WHAT THE EXERCISE ASKS:
Copy out the listing in full, exactly as written, but not its pictures.

INPUT FOR THIS TASK:
::::::

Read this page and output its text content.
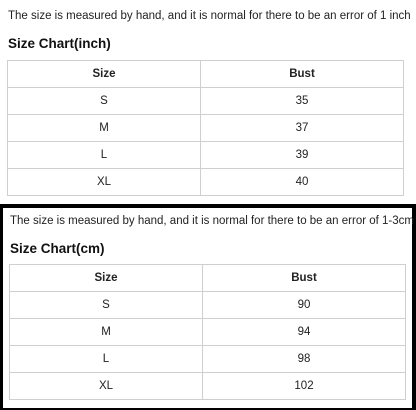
The size is measured by hand, and it is normal for there to be an error of 1 inch
Size Chart(inch)
Size	Bust
S	35
M	37
L	39
XL	40
The size is measured by hand, and it is normal for there to be an error of 1-3cm
Size Chart(cm)
Size	Bust
S	90
M	94
L	98
XL	102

::::::

EXERCISE RESULT:
Read this page and output its text content.
The size is measured by hand, and it is normal for there to be an error of 1 inch
Size Chart(inch)
Size	Bust
S	35
M	37
L	39
XL	40
The size is measured by hand, and it is normal for there to be an error of 1-3cm
Size Chart(cm)
Size	Bust
S	90
M	94
L	98
XL	102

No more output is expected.